--- Records shown ---

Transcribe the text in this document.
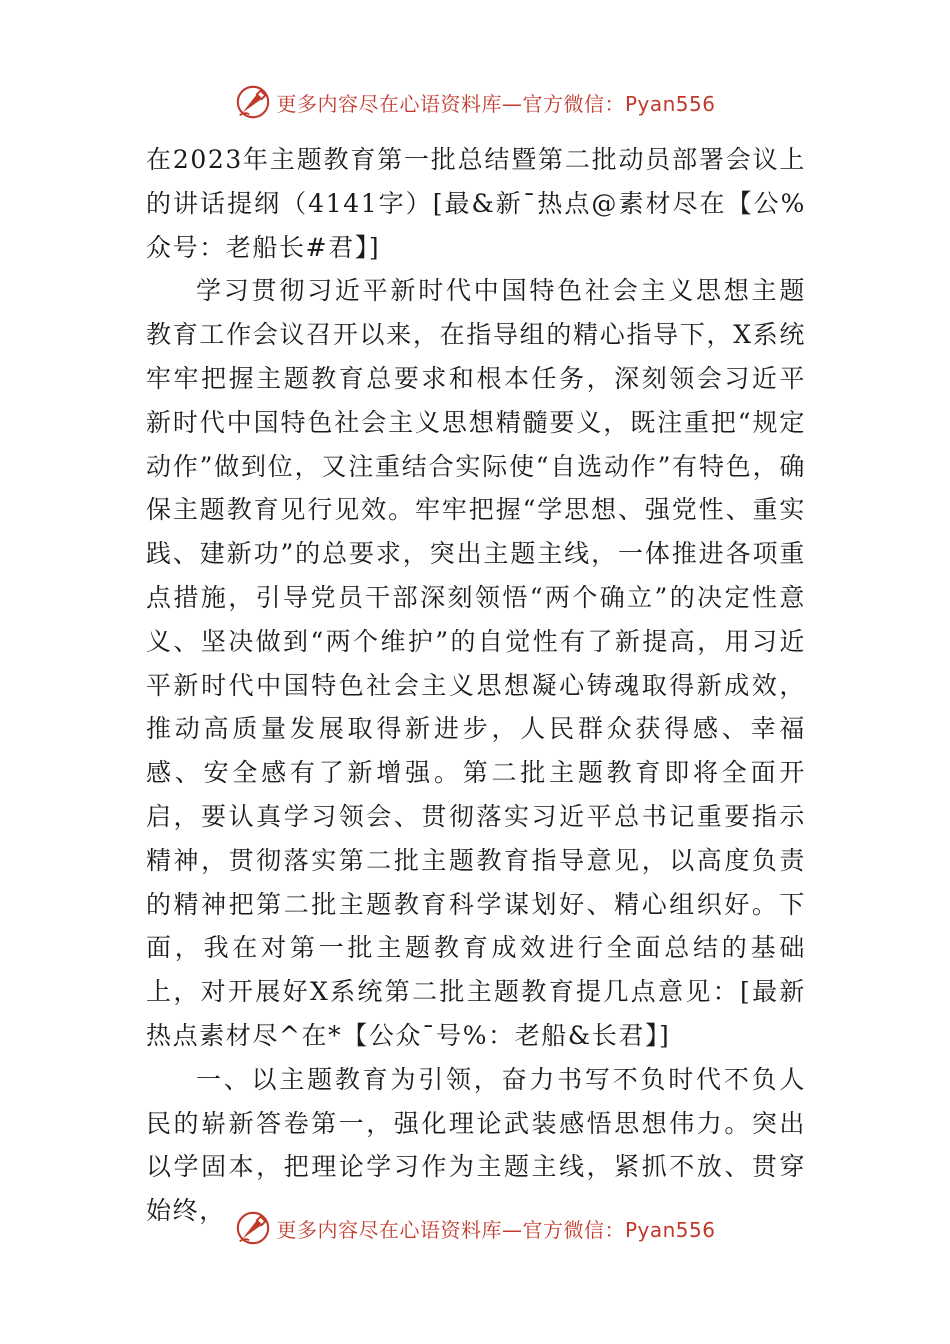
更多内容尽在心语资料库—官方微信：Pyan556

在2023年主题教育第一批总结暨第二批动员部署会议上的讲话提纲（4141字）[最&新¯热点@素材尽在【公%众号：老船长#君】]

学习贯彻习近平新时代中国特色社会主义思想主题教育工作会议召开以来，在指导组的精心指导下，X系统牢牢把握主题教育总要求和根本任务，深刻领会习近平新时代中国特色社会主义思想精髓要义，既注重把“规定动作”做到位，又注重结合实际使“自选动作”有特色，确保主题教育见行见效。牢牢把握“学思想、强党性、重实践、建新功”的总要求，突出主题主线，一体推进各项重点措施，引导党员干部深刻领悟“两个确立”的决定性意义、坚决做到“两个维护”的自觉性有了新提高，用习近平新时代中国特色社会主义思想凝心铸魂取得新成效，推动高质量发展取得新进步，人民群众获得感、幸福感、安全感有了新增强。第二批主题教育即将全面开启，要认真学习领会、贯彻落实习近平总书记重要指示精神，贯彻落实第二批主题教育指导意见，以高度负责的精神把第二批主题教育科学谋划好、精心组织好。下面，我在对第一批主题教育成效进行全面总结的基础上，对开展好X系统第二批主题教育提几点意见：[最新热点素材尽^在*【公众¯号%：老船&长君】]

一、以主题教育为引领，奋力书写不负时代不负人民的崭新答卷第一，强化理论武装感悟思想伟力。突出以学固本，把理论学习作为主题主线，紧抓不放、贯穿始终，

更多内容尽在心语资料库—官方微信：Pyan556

---
--- Records shown ---

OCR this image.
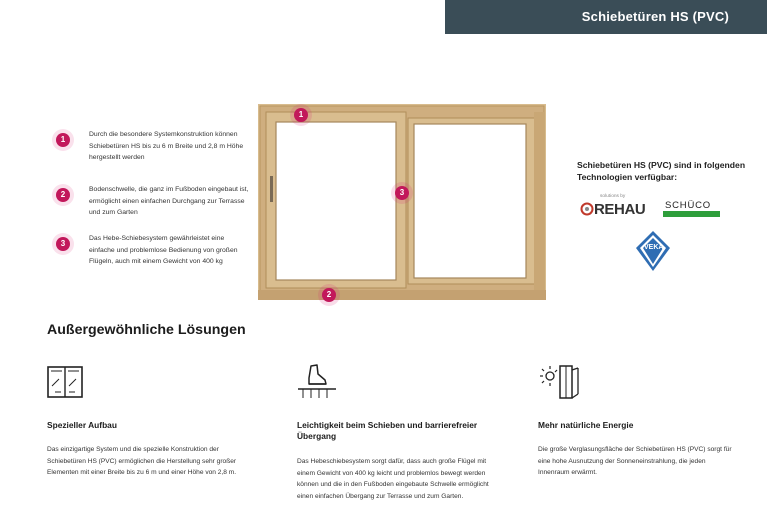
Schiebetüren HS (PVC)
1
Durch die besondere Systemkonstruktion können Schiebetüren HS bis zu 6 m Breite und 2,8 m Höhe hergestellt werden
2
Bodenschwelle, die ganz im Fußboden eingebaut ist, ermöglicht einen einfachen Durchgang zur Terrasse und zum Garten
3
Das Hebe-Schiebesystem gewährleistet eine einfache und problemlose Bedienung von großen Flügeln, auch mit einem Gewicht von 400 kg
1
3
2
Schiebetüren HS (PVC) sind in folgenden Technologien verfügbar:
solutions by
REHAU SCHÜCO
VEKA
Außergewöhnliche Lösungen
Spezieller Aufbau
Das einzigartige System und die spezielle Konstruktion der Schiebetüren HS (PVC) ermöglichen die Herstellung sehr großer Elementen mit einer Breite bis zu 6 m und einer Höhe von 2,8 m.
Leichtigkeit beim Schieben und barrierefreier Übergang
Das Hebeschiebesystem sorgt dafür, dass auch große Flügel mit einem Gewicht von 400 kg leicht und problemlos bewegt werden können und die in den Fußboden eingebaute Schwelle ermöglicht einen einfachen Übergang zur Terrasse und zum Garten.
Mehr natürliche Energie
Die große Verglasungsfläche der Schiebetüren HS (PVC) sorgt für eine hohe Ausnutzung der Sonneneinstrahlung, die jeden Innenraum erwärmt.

---

» **What you are asked to do**
In the entries above, find every line holding the word "this" and copy it out.

» **Correct result**
Transcribe the text in this document.
OCR this image.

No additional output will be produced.